STATED GOAL: Print all the records exactly, please.

(Entries with figure data)
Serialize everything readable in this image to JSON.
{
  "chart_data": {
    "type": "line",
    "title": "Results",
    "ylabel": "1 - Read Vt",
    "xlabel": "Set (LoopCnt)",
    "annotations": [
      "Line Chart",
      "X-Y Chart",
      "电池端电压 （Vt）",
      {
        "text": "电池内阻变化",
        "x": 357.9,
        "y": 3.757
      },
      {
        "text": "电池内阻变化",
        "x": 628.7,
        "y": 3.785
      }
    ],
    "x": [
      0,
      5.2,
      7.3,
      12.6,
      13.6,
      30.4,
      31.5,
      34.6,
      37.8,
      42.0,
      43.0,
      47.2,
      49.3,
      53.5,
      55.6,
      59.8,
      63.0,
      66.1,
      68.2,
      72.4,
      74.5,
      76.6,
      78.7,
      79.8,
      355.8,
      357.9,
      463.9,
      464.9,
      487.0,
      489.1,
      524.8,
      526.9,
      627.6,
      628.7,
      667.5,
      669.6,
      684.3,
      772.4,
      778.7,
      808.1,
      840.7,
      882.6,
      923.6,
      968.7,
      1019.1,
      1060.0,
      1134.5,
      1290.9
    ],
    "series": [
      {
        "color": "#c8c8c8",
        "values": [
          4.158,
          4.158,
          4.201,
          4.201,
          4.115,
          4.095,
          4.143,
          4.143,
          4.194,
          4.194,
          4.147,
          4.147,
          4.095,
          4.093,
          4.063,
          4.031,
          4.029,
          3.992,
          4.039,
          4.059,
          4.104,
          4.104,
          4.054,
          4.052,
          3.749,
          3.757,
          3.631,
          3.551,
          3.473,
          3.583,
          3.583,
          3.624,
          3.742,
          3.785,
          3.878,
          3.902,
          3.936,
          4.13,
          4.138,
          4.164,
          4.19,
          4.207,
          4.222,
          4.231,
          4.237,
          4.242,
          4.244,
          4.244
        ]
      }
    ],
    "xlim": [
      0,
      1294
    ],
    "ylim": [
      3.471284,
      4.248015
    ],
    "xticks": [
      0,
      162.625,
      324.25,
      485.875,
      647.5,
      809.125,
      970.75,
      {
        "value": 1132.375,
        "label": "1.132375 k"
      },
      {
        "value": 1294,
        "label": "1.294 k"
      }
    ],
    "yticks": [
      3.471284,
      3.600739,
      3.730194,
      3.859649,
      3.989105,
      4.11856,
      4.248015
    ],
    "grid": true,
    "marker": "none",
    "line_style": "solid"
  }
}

EXPECTED OUTPUT:
Serialize everything readable in this image to JSON.
{
  "chart_data": {
    "type": "line",
    "title": "Results",
    "ylabel": "1 - Read Vt",
    "xlabel": "Set (LoopCnt)",
    "annotations": [
      "Line Chart",
      "X-Y Chart",
      "电池端电压 （Vt）",
      {
        "text": "电池内阻变化",
        "x": 357.9,
        "y": 3.757
      },
      {
        "text": "电池内阻变化",
        "x": 628.7,
        "y": 3.785
      }
    ],
    "x": [
      0,
      5.2,
      7.3,
      12.6,
      13.6,
      30.4,
      31.5,
      34.6,
      37.8,
      42.0,
      43.0,
      47.2,
      49.3,
      53.5,
      55.6,
      59.8,
      63.0,
      66.1,
      68.2,
      72.4,
      74.5,
      76.6,
      78.7,
      79.8,
      355.8,
      357.9,
      463.9,
      464.9,
      487.0,
      489.1,
      524.8,
      526.9,
      627.6,
      628.7,
      667.5,
      669.6,
      684.3,
      772.4,
      778.7,
      808.1,
      840.7,
      882.6,
      923.6,
      968.7,
      1019.1,
      1060.0,
      1134.5,
      1290.9
    ],
    "series": [
      {
        "color": "#c8c8c8",
        "values": [
          4.158,
          4.158,
          4.201,
          4.201,
          4.115,
          4.095,
          4.143,
          4.143,
          4.194,
          4.194,
          4.147,
          4.147,
          4.095,
          4.093,
          4.063,
          4.031,
          4.029,
          3.992,
          4.039,
          4.059,
          4.104,
          4.104,
          4.054,
          4.052,
          3.749,
          3.757,
          3.631,
          3.551,
          3.473,
          3.583,
          3.583,
          3.624,
          3.742,
          3.785,
          3.878,
          3.902,
          3.936,
          4.13,
          4.138,
          4.164,
          4.19,
          4.207,
          4.222,
          4.231,
          4.237,
          4.242,
          4.244,
          4.244
        ]
      }
    ],
    "xlim": [
      0,
      1294
    ],
    "ylim": [
      3.471284,
      4.248015
    ],
    "xticks": [
      0,
      162.625,
      324.25,
      485.875,
      647.5,
      809.125,
      970.75,
      {
        "value": 1132.375,
        "label": "1.132375 k"
      },
      {
        "value": 1294,
        "label": "1.294 k"
      }
    ],
    "yticks": [
      3.471284,
      3.600739,
      3.730194,
      3.859649,
      3.989105,
      4.11856,
      4.248015
    ],
    "grid": true,
    "marker": "none",
    "line_style": "solid"
  }
}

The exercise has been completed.